Exercise directions -> Make an exact copy of the data below, leaving out every picture.

Material for this exercise ->
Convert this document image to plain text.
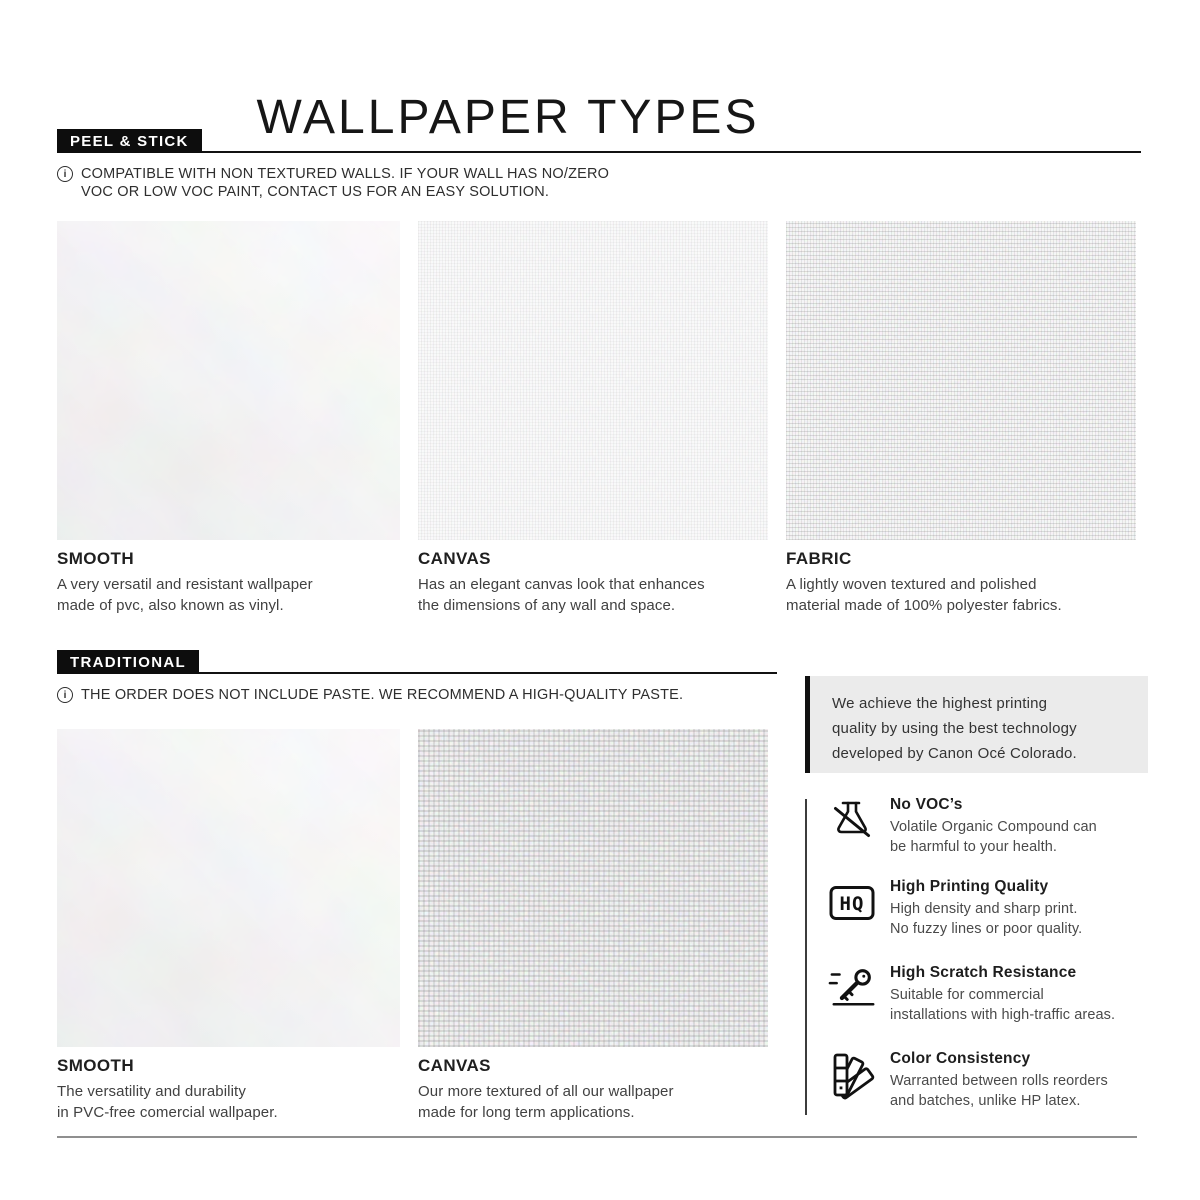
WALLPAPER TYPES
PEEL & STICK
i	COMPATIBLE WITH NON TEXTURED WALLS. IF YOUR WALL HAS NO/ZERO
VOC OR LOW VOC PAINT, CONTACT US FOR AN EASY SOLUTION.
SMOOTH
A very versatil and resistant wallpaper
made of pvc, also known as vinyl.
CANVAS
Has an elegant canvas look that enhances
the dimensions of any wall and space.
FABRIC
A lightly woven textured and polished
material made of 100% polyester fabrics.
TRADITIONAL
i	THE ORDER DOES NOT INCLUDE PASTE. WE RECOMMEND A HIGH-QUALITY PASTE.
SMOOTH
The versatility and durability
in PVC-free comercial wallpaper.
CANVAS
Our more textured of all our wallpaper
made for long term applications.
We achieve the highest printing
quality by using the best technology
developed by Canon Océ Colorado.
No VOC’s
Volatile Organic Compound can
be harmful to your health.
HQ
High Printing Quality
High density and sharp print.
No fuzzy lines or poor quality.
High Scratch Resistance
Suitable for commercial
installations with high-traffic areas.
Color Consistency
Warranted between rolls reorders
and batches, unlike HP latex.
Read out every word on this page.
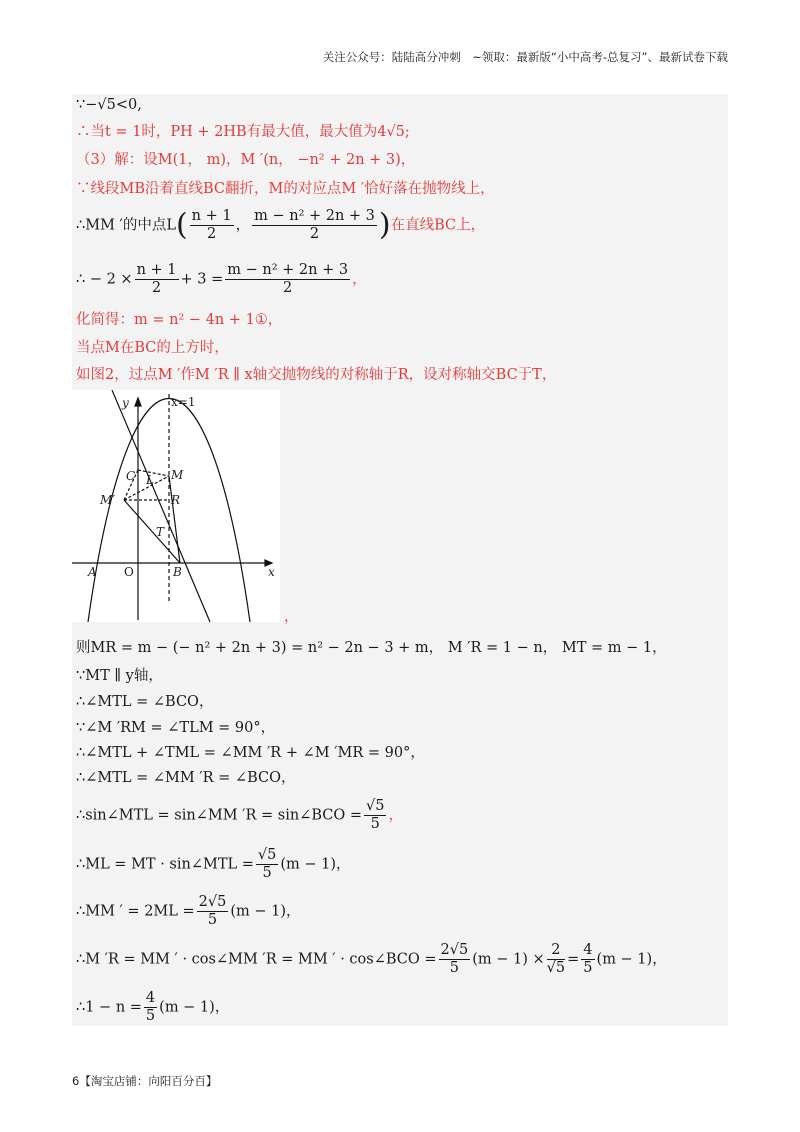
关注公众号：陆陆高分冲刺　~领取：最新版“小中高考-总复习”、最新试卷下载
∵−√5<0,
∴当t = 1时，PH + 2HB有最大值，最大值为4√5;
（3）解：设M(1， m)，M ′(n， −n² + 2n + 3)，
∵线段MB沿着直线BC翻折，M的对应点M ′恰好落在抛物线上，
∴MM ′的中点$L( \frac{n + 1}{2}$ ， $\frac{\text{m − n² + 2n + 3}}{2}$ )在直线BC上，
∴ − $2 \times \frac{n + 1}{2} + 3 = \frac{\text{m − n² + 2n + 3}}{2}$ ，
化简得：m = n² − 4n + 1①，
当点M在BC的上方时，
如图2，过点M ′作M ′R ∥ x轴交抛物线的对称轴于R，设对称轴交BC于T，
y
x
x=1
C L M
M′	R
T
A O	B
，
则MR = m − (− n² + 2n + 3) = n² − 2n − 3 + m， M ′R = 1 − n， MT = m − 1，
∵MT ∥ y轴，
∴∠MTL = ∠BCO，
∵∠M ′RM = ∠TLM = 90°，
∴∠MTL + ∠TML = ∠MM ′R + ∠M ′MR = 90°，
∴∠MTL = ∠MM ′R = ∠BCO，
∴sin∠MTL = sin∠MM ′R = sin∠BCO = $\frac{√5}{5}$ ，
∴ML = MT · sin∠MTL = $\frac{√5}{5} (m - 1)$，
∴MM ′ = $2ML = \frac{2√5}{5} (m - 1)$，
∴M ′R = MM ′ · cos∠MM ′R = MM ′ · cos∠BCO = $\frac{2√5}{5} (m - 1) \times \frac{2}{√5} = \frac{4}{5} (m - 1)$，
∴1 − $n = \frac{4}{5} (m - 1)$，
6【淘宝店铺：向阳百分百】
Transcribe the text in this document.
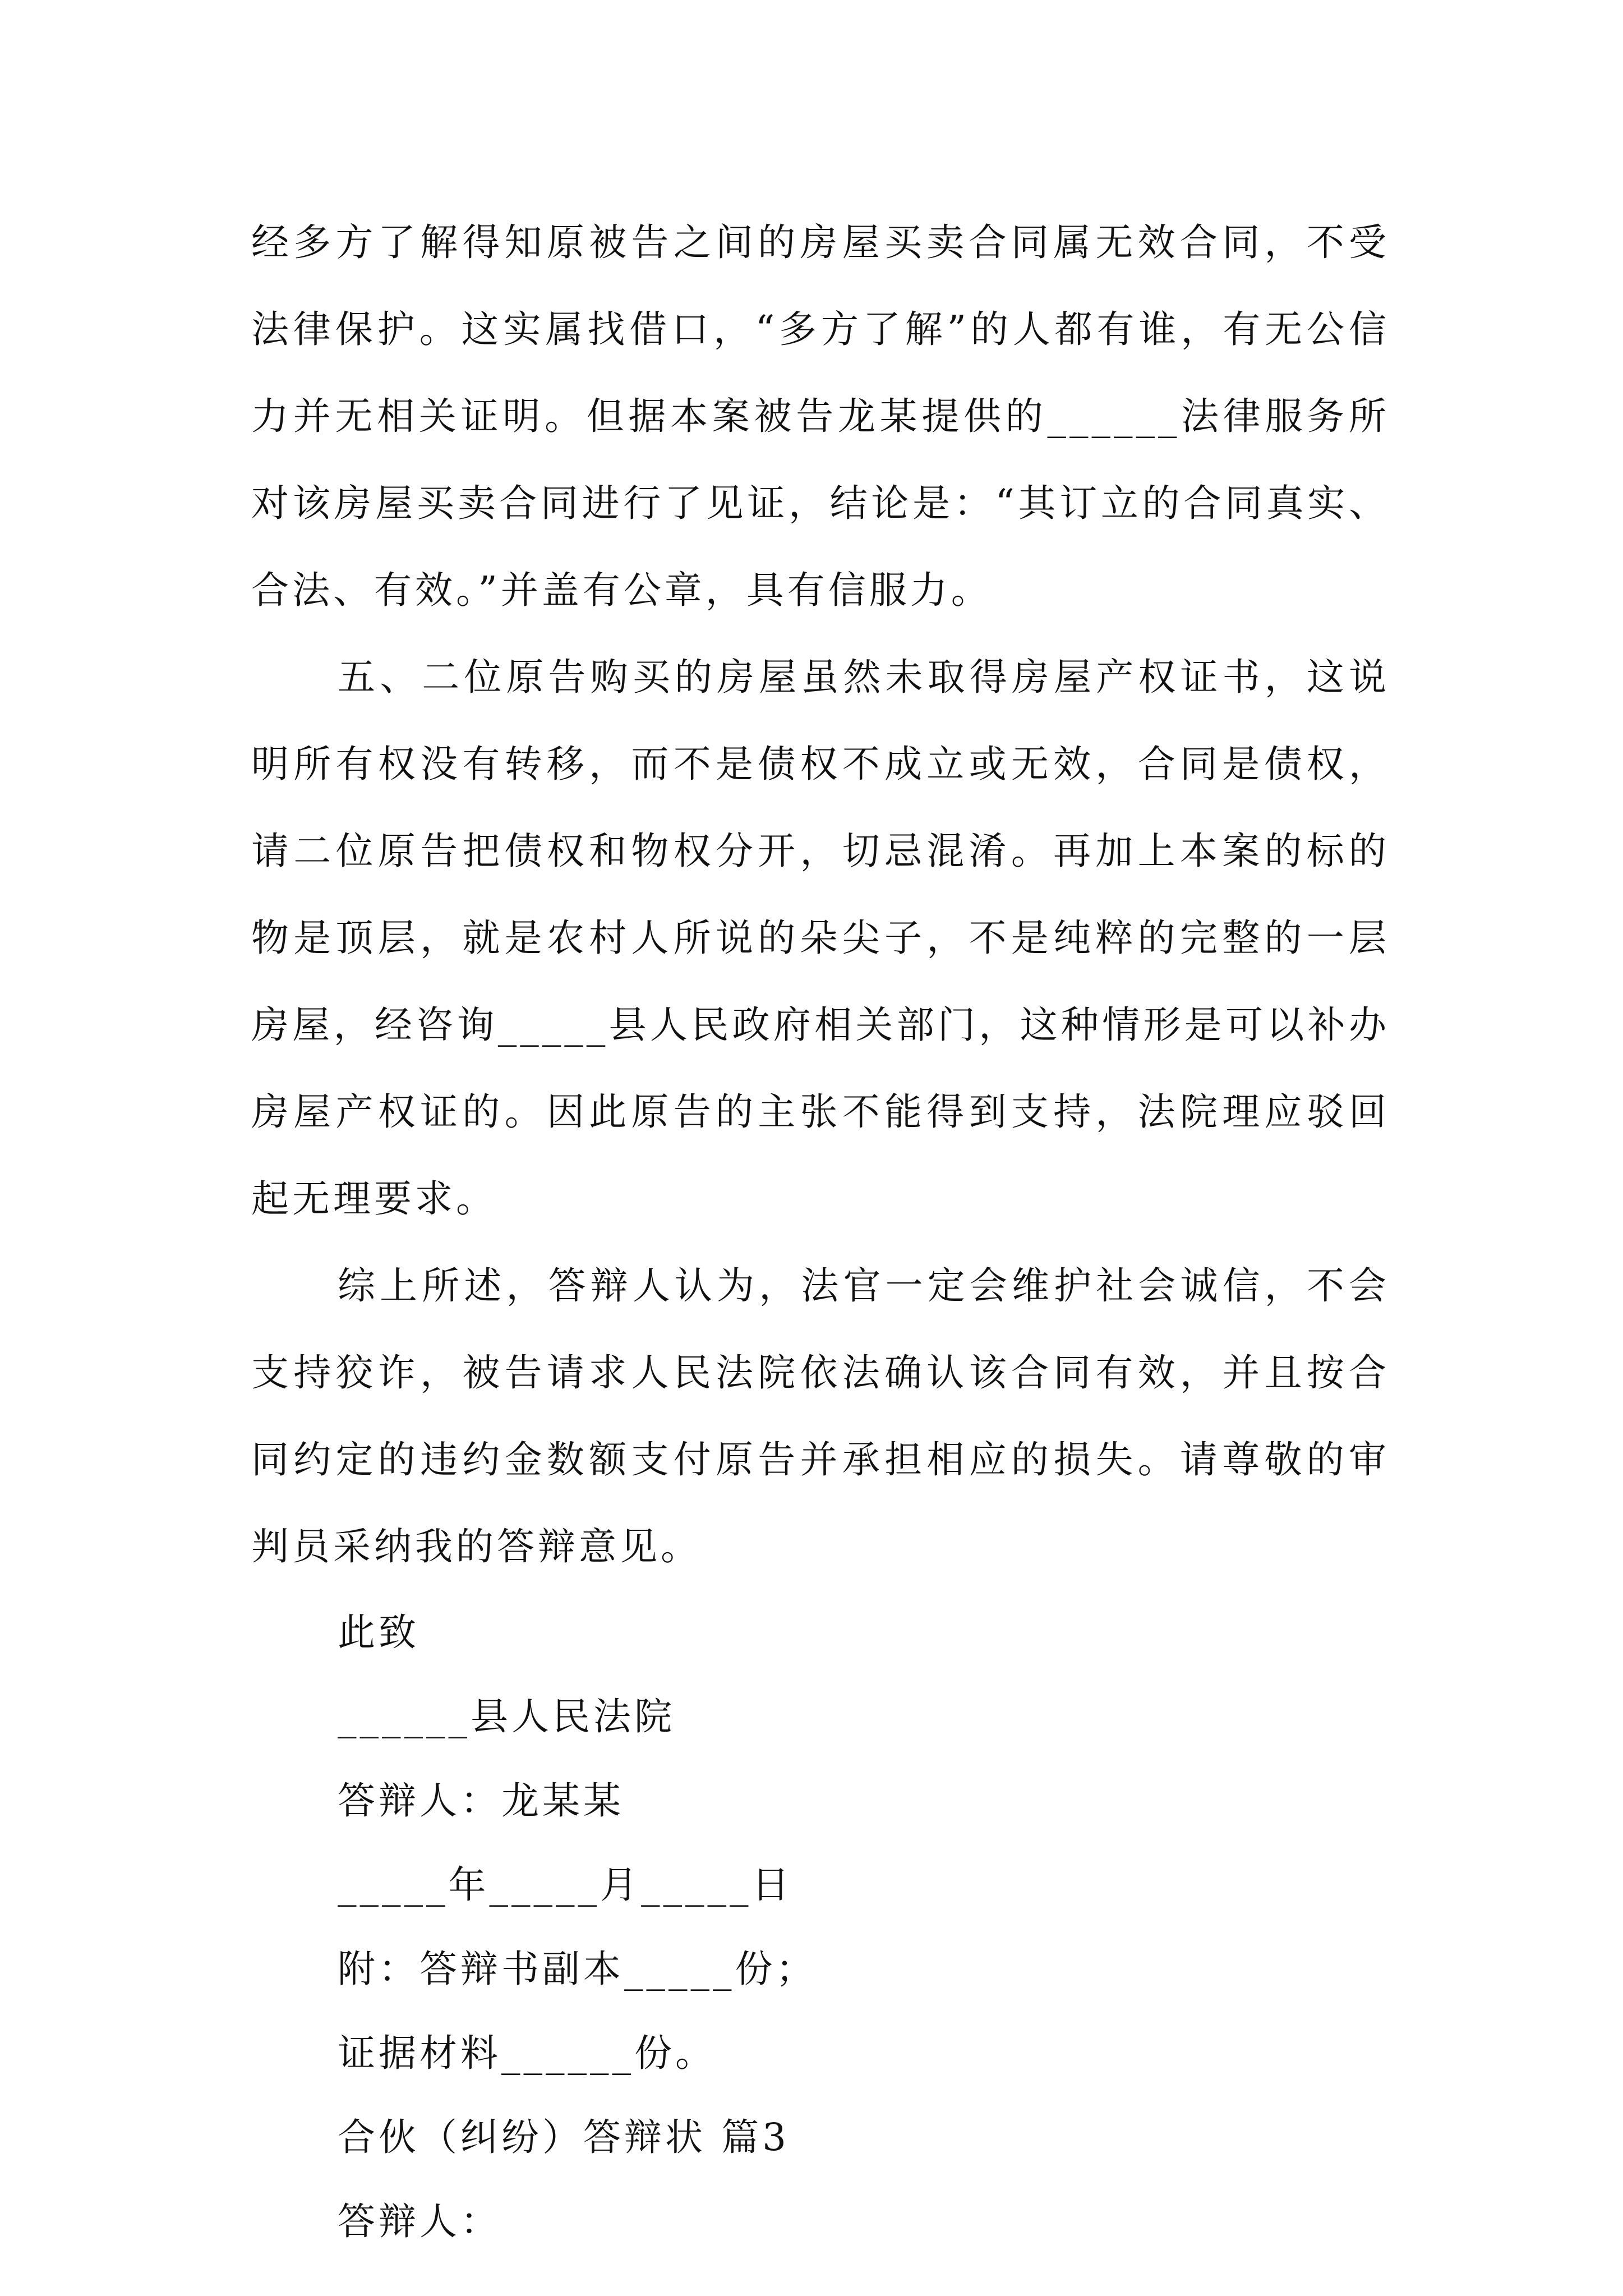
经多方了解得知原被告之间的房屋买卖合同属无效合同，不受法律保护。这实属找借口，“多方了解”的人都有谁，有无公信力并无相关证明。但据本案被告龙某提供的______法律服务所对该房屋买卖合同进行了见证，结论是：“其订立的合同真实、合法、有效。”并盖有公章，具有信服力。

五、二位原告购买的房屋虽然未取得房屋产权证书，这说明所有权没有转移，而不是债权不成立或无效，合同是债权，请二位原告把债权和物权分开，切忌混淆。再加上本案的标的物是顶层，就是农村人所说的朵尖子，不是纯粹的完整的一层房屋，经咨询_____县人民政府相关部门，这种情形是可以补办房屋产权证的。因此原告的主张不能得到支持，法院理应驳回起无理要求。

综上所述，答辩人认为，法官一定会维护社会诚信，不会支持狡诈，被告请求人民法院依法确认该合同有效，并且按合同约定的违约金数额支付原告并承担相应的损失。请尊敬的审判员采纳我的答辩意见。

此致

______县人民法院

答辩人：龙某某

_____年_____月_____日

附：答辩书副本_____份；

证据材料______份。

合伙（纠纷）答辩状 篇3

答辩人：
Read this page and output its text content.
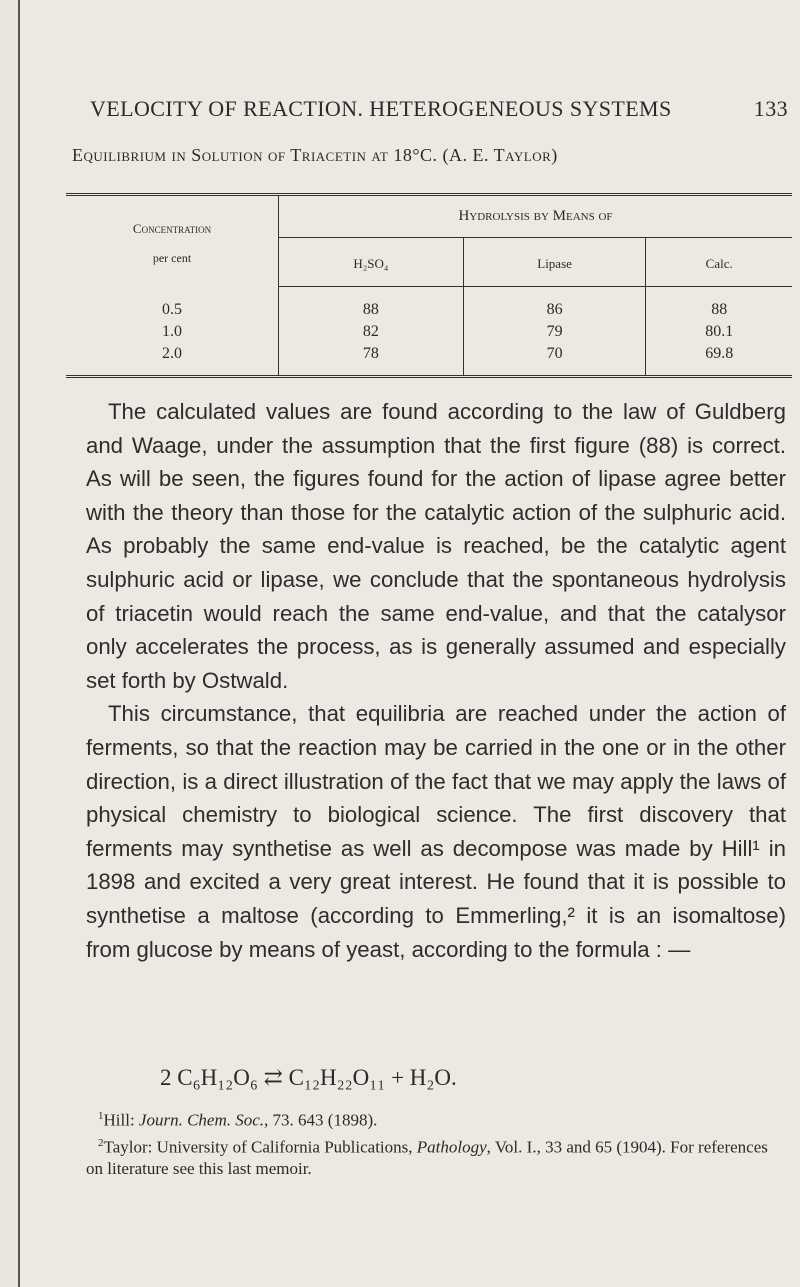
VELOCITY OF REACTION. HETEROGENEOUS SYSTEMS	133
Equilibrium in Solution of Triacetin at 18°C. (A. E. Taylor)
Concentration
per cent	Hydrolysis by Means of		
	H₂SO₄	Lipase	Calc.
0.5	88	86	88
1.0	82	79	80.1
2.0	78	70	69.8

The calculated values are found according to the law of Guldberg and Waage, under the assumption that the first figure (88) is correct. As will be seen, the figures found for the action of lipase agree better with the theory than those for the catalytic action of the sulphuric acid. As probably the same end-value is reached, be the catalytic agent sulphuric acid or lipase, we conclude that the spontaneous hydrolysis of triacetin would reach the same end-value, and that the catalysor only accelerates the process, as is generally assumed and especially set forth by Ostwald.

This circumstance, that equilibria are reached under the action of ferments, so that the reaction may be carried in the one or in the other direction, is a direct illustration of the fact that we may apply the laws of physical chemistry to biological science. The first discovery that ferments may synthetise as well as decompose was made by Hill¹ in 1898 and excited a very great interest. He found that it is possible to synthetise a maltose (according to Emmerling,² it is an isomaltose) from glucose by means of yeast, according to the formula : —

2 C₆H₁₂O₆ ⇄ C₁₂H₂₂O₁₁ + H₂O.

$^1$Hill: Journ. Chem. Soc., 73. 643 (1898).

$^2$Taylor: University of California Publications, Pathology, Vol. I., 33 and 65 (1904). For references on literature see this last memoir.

Result below ->
Convert this document image to plain text.
WALLPAPER TYPES
PEEL & STICK
i	COMPATIBLE WITH NON TEXTURED WALLS. IF YOUR WALL HAS NO/ZERO
VOC OR LOW VOC PAINT, CONTACT US FOR AN EASY SOLUTION.
SMOOTH
A very versatil and resistant wallpaper
made of pvc, also known as vinyl.
CANVAS
Has an elegant canvas look that enhances
the dimensions of any wall and space.
FABRIC
A lightly woven textured and polished
material made of 100% polyester fabrics.
TRADITIONAL
i	THE ORDER DOES NOT INCLUDE PASTE. WE RECOMMEND A HIGH-QUALITY PASTE.
SMOOTH
The versatility and durability
in PVC-free comercial wallpaper.
CANVAS
Our more textured of all our wallpaper
made for long term applications.
We achieve the highest printing
quality by using the best technology
developed by Canon Océ Colorado.
No VOC’s
Volatile Organic Compound can
be harmful to your health.
HQ
High Printing Quality
High density and sharp print.
No fuzzy lines or poor quality.
High Scratch Resistance
Suitable for commercial
installations with high-traffic areas.
Color Consistency
Warranted between rolls reorders
and batches, unlike HP latex.
Read out every word on this page.
关注公众号：陆陆高分冲刺　~领取：最新版“小中高考-总复习”、最新试卷下载
∵−√5<0,
∴当t = 1时，PH + 2HB有最大值，最大值为4√5;
（3）解：设M(1， m)，M ′(n， −n² + 2n + 3)，
∵线段MB沿着直线BC翻折，M的对应点M ′恰好落在抛物线上，
∴MM ′的中点$L( \frac{n + 1}{2}$ ， $\frac{\text{m − n² + 2n + 3}}{2}$ )在直线BC上，
∴ − $2 \times \frac{n + 1}{2} + 3 = \frac{\text{m − n² + 2n + 3}}{2}$ ，
化简得：m = n² − 4n + 1①，
当点M在BC的上方时，
如图2，过点M ′作M ′R ∥ x轴交抛物线的对称轴于R，设对称轴交BC于T，
y
x
x=1
C L M
M′	R
T
A O	B
，
则MR = m − (− n² + 2n + 3) = n² − 2n − 3 + m， M ′R = 1 − n， MT = m − 1，
∵MT ∥ y轴，
∴∠MTL = ∠BCO，
∵∠M ′RM = ∠TLM = 90°，
∴∠MTL + ∠TML = ∠MM ′R + ∠M ′MR = 90°，
∴∠MTL = ∠MM ′R = ∠BCO，
∴sin∠MTL = sin∠MM ′R = sin∠BCO = $\frac{√5}{5}$ ，
∴ML = MT · sin∠MTL = $\frac{√5}{5} (m - 1)$，
∴MM ′ = $2ML = \frac{2√5}{5} (m - 1)$，
∴M ′R = MM ′ · cos∠MM ′R = MM ′ · cos∠BCO = $\frac{2√5}{5} (m - 1) \times \frac{2}{√5} = \frac{4}{5} (m - 1)$，
∴1 − $n = \frac{4}{5} (m - 1)$，
6【淘宝店铺：向阳百分百】
Transcribe the text in this document.
经多方了解得知原被告之间的房屋买卖合同属无效合同，不受法律保护。这实属找借口，“多方了解”的人都有谁，有无公信力并无相关证明。但据本案被告龙某提供的______法律服务所对该房屋买卖合同进行了见证，结论是：“其订立的合同真实、合法、有效。”并盖有公章，具有信服力。

五、二位原告购买的房屋虽然未取得房屋产权证书，这说明所有权没有转移，而不是债权不成立或无效，合同是债权，请二位原告把债权和物权分开，切忌混淆。再加上本案的标的物是顶层，就是农村人所说的朵尖子，不是纯粹的完整的一层房屋，经咨询_____县人民政府相关部门，这种情形是可以补办房屋产权证的。因此原告的主张不能得到支持，法院理应驳回起无理要求。

综上所述，答辩人认为，法官一定会维护社会诚信，不会支持狡诈，被告请求人民法院依法确认该合同有效，并且按合同约定的违约金数额支付原告并承担相应的损失。请尊敬的审判员采纳我的答辩意见。

此致

______县人民法院

答辩人：龙某某

_____年_____月_____日

附：答辩书副本_____份；

证据材料______份。

合伙（纠纷）答辩状 篇3

答辩人：
Read this page and output its text content.
VELOCITY OF REACTION. HETEROGENEOUS SYSTEMS	133
Equilibrium in Solution of Triacetin at 18°C. (A. E. Taylor)
Concentration
per cent	Hydrolysis by Means of		
	H₂SO₄	Lipase	Calc.
0.5	88	86	88
1.0	82	79	80.1
2.0	78	70	69.8

The calculated values are found according to the law of Guldberg and Waage, under the assumption that the first figure (88) is correct. As will be seen, the figures found for the action of lipase agree better with the theory than those for the catalytic action of the sulphuric acid. As probably the same end-value is reached, be the catalytic agent sulphuric acid or lipase, we conclude that the spontaneous hydrolysis of triacetin would reach the same end-value, and that the catalysor only accelerates the process, as is generally assumed and especially set forth by Ostwald.

This circumstance, that equilibria are reached under the action of ferments, so that the reaction may be carried in the one or in the other direction, is a direct illustration of the fact that we may apply the laws of physical chemistry to biological science. The first discovery that ferments may synthetise as well as decompose was made by Hill¹ in 1898 and excited a very great interest. He found that it is possible to synthetise a maltose (according to Emmerling,² it is an isomaltose) from glucose by means of yeast, according to the formula : —

2 C₆H₁₂O₆ ⇄ C₁₂H₂₂O₁₁ + H₂O.

$^1$Hill: Journ. Chem. Soc., 73. 643 (1898).

$^2$Taylor: University of California Publications, Pathology, Vol. I., 33 and 65 (1904). For references on literature see this last memoir.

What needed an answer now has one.